> Supplied records:

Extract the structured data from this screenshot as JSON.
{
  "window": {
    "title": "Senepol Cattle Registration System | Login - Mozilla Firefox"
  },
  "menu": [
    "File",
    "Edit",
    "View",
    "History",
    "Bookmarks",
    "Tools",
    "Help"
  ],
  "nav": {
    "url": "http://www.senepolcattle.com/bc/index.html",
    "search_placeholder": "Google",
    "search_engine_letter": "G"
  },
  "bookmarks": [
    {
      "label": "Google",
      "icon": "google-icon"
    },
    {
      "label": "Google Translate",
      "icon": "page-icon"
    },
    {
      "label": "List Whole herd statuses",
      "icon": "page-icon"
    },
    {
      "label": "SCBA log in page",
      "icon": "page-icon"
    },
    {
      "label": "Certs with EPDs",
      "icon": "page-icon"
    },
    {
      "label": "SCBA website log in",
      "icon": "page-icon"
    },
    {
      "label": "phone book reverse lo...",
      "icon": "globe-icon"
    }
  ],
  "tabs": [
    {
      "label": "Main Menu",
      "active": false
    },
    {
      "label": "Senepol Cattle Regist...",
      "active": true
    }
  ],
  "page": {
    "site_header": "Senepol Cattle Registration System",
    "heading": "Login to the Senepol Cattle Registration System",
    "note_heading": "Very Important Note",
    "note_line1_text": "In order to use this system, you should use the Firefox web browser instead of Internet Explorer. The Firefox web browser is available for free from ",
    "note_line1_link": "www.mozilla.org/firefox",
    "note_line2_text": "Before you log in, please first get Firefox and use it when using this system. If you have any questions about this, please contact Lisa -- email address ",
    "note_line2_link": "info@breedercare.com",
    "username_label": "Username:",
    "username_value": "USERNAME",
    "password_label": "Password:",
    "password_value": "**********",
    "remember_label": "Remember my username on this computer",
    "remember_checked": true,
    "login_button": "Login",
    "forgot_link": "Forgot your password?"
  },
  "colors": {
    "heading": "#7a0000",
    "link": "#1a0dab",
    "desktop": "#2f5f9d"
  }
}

> What the task requires:
Write the whole listing out again. Keep every line exactly as it is.

> Result for this exercise:
Extract the structured data from this screenshot as JSON.
{
  "window": {
    "title": "Senepol Cattle Registration System | Login - Mozilla Firefox"
  },
  "menu": [
    "File",
    "Edit",
    "View",
    "History",
    "Bookmarks",
    "Tools",
    "Help"
  ],
  "nav": {
    "url": "http://www.senepolcattle.com/bc/index.html",
    "search_placeholder": "Google",
    "search_engine_letter": "G"
  },
  "bookmarks": [
    {
      "label": "Google",
      "icon": "google-icon"
    },
    {
      "label": "Google Translate",
      "icon": "page-icon"
    },
    {
      "label": "List Whole herd statuses",
      "icon": "page-icon"
    },
    {
      "label": "SCBA log in page",
      "icon": "page-icon"
    },
    {
      "label": "Certs with EPDs",
      "icon": "page-icon"
    },
    {
      "label": "SCBA website log in",
      "icon": "page-icon"
    },
    {
      "label": "phone book reverse lo...",
      "icon": "globe-icon"
    }
  ],
  "tabs": [
    {
      "label": "Main Menu",
      "active": false
    },
    {
      "label": "Senepol Cattle Regist...",
      "active": true
    }
  ],
  "page": {
    "site_header": "Senepol Cattle Registration System",
    "heading": "Login to the Senepol Cattle Registration System",
    "note_heading": "Very Important Note",
    "note_line1_text": "In order to use this system, you should use the Firefox web browser instead of Internet Explorer. The Firefox web browser is available for free from ",
    "note_line1_link": "www.mozilla.org/firefox",
    "note_line2_text": "Before you log in, please first get Firefox and use it when using this system. If you have any questions about this, please contact Lisa -- email address ",
    "note_line2_link": "info@breedercare.com",
    "username_label": "Username:",
    "username_value": "USERNAME",
    "password_label": "Password:",
    "password_value": "**********",
    "remember_label": "Remember my username on this computer",
    "remember_checked": true,
    "login_button": "Login",
    "forgot_link": "Forgot your password?"
  },
  "colors": {
    "heading": "#7a0000",
    "link": "#1a0dab",
    "desktop": "#2f5f9d"
  }
}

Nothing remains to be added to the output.